**What is asked**:
Scan the entries below for the word "слово". Copy each line that has it.

───

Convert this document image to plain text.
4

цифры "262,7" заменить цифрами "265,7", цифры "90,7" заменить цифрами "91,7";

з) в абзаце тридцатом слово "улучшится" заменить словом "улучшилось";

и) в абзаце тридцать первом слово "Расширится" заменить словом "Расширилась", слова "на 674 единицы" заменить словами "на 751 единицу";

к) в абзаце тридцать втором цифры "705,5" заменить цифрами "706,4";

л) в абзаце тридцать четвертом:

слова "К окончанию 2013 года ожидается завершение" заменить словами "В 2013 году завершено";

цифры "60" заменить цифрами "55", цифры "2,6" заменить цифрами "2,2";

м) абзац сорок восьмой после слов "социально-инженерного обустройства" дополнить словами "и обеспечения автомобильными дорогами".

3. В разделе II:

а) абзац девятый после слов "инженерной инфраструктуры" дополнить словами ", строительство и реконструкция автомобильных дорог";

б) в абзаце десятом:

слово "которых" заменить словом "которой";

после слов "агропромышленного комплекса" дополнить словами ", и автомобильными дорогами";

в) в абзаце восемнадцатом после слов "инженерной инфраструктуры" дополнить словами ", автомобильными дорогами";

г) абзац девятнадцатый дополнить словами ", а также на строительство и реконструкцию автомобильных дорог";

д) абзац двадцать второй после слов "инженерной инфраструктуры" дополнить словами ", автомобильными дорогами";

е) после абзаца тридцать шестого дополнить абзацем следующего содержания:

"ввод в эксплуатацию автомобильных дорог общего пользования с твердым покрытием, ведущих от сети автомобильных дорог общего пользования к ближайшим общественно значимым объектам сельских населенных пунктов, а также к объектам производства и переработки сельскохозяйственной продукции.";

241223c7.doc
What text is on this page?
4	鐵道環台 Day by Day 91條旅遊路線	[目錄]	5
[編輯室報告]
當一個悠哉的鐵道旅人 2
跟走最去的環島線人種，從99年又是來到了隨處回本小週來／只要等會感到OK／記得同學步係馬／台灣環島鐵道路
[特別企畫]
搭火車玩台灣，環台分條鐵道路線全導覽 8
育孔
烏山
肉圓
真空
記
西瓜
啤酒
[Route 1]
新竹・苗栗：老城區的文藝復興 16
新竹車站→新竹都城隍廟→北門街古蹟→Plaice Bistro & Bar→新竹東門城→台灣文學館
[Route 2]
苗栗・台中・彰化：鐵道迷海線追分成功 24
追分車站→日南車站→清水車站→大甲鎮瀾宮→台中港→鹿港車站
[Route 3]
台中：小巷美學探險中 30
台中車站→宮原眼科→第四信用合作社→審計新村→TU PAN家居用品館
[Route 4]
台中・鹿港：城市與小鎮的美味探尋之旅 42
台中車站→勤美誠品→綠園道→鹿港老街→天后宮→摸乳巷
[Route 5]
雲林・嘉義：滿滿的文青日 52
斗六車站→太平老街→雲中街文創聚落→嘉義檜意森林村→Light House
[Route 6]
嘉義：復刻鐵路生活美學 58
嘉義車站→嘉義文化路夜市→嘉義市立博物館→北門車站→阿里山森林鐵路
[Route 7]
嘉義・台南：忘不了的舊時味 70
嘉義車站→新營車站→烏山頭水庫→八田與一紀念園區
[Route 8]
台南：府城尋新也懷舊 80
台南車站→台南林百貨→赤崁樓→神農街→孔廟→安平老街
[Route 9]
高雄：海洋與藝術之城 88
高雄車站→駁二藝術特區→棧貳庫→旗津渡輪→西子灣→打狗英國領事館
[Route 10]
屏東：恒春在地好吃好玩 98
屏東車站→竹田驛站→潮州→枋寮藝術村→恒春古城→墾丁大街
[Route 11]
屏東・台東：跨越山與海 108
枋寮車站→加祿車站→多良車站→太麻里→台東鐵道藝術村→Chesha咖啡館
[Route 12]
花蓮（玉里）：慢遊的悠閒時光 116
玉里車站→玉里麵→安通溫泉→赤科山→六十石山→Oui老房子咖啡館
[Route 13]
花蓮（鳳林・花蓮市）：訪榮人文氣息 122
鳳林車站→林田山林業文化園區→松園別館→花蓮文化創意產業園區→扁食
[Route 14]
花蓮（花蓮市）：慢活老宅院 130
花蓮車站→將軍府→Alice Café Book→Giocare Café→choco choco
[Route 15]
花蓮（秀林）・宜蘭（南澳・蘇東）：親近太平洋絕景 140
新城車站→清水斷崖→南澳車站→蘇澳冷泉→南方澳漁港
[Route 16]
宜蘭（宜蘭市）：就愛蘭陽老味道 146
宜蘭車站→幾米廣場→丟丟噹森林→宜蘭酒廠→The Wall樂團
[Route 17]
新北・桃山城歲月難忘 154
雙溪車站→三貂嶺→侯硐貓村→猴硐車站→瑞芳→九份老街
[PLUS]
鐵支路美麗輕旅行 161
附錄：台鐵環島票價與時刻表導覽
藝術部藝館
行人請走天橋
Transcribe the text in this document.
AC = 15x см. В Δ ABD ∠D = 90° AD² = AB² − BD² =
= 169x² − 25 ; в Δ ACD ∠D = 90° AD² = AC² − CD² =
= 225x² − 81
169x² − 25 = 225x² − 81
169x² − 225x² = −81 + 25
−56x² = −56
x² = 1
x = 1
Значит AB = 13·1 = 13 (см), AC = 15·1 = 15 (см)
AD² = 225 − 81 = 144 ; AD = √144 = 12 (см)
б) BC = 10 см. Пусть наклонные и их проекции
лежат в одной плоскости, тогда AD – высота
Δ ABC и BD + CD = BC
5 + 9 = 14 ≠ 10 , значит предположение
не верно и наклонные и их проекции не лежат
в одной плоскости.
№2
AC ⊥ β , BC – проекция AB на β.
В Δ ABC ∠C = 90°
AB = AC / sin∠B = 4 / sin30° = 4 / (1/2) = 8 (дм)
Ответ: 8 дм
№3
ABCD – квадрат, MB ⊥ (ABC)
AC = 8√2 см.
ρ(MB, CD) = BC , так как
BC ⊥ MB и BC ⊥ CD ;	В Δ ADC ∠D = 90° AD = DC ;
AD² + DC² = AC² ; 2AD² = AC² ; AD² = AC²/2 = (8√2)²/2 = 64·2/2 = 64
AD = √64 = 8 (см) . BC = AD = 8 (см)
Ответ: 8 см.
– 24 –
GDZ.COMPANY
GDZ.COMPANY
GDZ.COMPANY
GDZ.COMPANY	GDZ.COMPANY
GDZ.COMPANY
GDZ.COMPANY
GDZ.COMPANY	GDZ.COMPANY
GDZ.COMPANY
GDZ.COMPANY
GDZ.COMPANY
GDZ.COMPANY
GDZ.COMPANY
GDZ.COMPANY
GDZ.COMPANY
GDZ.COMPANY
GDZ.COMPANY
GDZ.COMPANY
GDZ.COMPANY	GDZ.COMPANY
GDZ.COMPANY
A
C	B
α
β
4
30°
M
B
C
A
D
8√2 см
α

───

**Response**:
з) в абзаце тридцатом слово "улучшится" заменить словом "улучшилось";
и) в абзаце тридцать первом слово "Расширится" заменить словом "Расширилась", слова "на 674 единицы" заменить словами "на 751 единицу";
слово "которых" заменить словом "которой";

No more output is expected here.